◆ Task requirements: In the records that follow, locate every line with "name" and extract it.

# START OF The data

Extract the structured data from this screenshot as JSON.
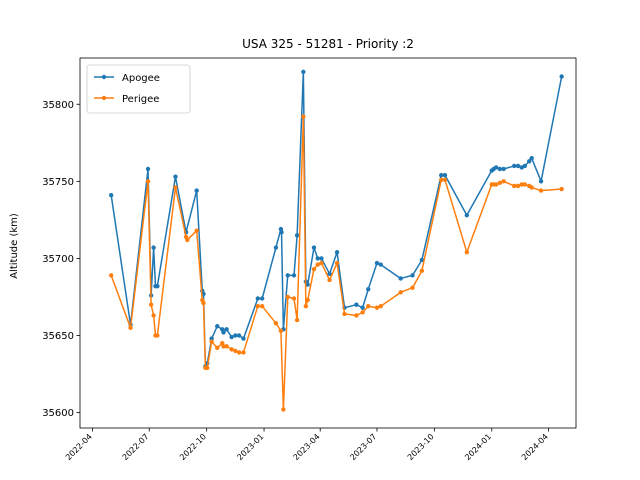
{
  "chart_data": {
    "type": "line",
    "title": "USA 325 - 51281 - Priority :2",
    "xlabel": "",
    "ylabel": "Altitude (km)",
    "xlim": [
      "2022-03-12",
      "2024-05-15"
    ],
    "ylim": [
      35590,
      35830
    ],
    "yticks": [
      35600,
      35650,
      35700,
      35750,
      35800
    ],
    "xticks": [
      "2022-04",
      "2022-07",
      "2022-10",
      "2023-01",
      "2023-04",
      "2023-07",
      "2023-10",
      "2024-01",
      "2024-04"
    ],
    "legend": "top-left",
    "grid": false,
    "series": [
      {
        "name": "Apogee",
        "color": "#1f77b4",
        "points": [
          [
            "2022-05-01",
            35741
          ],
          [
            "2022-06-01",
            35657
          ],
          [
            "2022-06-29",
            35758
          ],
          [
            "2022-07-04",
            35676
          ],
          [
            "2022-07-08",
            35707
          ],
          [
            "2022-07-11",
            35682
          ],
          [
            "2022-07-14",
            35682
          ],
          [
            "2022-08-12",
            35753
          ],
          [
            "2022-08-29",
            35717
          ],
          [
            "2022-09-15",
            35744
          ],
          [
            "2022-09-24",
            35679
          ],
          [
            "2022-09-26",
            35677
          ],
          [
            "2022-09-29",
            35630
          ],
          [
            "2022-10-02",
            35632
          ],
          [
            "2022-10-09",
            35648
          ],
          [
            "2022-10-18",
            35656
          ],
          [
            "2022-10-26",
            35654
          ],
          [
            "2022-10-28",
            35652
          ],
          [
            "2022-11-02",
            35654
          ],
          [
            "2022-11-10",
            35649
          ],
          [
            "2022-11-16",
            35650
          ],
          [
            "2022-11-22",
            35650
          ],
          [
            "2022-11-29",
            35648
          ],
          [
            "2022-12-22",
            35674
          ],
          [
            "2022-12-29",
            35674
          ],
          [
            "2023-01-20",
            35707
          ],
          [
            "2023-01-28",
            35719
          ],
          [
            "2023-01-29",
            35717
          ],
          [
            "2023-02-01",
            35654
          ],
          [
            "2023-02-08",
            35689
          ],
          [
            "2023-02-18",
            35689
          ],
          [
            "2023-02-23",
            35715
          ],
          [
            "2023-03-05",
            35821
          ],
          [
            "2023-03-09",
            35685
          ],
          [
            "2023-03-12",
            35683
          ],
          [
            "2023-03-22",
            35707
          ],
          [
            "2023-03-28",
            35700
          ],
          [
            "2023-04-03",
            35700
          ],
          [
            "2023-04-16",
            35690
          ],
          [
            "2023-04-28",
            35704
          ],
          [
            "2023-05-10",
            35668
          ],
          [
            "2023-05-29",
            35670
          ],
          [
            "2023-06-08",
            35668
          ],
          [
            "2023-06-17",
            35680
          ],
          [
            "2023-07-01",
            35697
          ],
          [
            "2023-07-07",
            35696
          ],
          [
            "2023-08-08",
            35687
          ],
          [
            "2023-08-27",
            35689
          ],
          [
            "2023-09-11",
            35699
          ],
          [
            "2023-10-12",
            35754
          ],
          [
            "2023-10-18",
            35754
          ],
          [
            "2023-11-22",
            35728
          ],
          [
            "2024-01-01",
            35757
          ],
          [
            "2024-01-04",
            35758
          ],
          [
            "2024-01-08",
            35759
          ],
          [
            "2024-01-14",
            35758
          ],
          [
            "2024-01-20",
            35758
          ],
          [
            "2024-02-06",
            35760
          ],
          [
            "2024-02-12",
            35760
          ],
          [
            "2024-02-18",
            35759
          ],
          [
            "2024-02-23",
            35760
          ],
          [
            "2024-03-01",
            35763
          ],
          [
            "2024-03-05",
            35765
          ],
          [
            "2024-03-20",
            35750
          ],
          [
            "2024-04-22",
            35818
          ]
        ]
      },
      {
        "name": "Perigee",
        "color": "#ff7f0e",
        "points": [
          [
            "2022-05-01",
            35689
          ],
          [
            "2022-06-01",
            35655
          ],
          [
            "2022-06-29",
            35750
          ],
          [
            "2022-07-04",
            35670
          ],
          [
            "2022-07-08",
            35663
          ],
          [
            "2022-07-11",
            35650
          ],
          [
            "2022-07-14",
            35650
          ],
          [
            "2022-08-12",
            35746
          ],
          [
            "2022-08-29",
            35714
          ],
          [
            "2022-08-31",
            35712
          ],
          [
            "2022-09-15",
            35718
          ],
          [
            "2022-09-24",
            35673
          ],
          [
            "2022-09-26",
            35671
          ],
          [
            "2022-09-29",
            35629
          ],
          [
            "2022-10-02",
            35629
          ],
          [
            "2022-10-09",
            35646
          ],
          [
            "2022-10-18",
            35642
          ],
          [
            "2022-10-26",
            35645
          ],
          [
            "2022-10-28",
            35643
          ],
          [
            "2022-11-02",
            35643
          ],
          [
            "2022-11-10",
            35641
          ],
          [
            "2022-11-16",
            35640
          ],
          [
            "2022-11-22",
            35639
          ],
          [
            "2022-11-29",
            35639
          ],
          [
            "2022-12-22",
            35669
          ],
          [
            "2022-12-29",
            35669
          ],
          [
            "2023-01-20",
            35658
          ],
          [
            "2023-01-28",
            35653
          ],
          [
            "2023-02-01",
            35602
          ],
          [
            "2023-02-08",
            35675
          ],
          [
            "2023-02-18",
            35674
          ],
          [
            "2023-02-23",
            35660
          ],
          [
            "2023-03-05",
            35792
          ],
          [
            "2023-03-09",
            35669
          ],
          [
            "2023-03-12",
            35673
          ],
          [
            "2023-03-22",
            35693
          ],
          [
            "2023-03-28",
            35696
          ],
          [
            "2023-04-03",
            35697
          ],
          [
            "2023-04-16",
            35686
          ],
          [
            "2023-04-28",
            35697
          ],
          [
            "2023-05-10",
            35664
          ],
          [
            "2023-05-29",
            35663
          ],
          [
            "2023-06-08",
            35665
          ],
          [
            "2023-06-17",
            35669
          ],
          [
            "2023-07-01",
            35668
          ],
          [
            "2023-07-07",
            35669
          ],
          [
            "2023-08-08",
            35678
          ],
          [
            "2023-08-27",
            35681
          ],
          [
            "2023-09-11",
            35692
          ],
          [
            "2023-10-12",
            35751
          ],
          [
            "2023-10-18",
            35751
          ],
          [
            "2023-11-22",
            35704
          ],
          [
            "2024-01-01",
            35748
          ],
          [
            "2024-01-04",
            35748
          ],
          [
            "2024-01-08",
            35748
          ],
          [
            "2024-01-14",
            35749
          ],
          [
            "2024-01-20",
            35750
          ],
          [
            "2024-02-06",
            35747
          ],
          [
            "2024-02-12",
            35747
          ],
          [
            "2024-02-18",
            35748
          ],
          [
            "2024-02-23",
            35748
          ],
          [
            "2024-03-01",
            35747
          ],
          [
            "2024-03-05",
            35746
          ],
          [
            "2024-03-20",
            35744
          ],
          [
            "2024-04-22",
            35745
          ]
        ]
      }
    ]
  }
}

# END OF The data
# START OF The data

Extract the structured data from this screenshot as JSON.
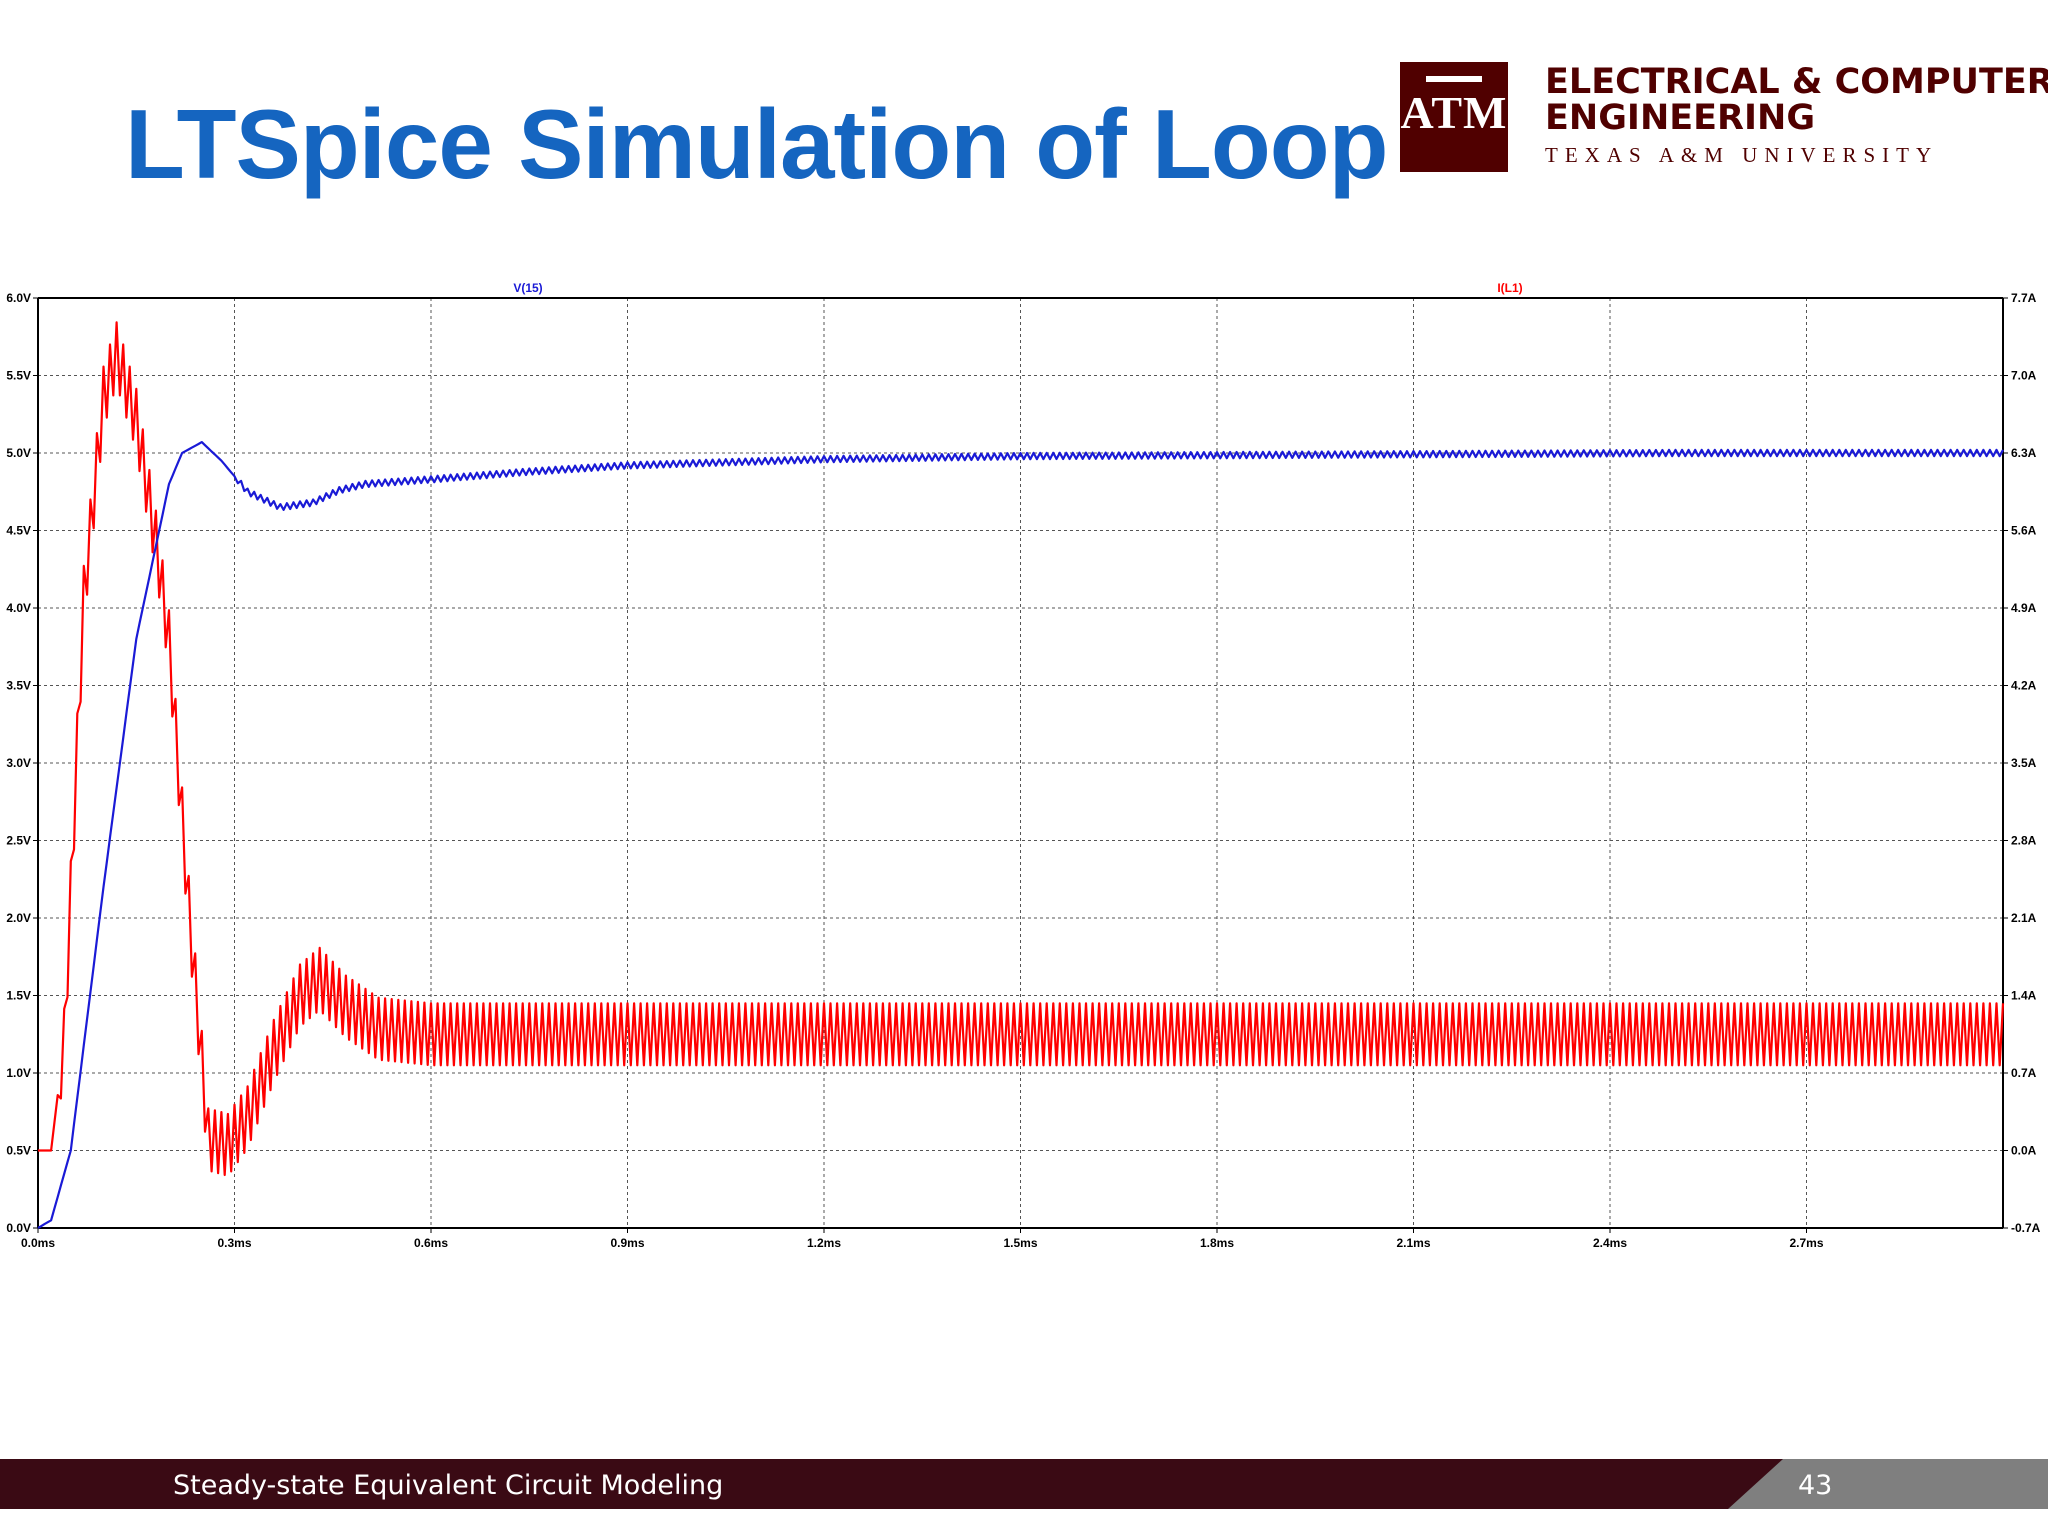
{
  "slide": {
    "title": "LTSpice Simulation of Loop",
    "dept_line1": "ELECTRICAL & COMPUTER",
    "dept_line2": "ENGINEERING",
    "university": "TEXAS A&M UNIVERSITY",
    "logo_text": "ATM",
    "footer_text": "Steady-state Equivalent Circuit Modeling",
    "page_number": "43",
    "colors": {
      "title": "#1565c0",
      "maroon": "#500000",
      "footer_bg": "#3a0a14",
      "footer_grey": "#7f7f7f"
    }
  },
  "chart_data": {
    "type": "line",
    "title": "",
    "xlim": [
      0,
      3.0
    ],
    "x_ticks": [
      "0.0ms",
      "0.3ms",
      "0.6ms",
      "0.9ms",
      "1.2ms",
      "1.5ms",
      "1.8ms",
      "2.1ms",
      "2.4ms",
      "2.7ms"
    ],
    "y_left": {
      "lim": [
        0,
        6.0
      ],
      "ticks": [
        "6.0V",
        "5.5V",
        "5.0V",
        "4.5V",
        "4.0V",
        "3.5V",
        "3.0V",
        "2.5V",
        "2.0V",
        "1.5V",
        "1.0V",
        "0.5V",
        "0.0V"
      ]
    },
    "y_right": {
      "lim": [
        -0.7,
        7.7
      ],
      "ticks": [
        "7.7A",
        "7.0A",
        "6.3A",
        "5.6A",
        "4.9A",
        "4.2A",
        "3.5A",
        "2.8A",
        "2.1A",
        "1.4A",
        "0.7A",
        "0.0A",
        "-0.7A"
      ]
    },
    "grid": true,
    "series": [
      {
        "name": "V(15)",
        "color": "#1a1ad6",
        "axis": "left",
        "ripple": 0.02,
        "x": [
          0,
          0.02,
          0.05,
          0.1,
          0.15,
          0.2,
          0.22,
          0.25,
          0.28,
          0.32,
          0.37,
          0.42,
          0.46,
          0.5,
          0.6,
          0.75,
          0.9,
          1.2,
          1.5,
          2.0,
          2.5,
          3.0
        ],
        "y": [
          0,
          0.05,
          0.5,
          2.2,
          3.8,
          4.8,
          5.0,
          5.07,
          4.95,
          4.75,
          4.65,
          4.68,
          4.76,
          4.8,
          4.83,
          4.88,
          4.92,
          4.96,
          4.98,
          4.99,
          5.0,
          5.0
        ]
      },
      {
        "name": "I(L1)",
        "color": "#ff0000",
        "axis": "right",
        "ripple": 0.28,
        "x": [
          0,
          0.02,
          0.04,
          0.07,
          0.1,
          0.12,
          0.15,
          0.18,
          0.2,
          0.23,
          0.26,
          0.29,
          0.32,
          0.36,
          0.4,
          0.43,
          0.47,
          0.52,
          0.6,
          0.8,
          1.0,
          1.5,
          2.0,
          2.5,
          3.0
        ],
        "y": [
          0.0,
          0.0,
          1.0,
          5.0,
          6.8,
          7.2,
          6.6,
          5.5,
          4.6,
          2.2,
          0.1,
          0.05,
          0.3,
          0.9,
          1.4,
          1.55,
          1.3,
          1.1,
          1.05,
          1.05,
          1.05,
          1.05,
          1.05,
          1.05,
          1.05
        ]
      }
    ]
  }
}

# END OF The data

◆ Task answer:
        "name": "Apogee",
        "name": "Perigee",
        "name": "V(15)",
        "name": "I(L1)",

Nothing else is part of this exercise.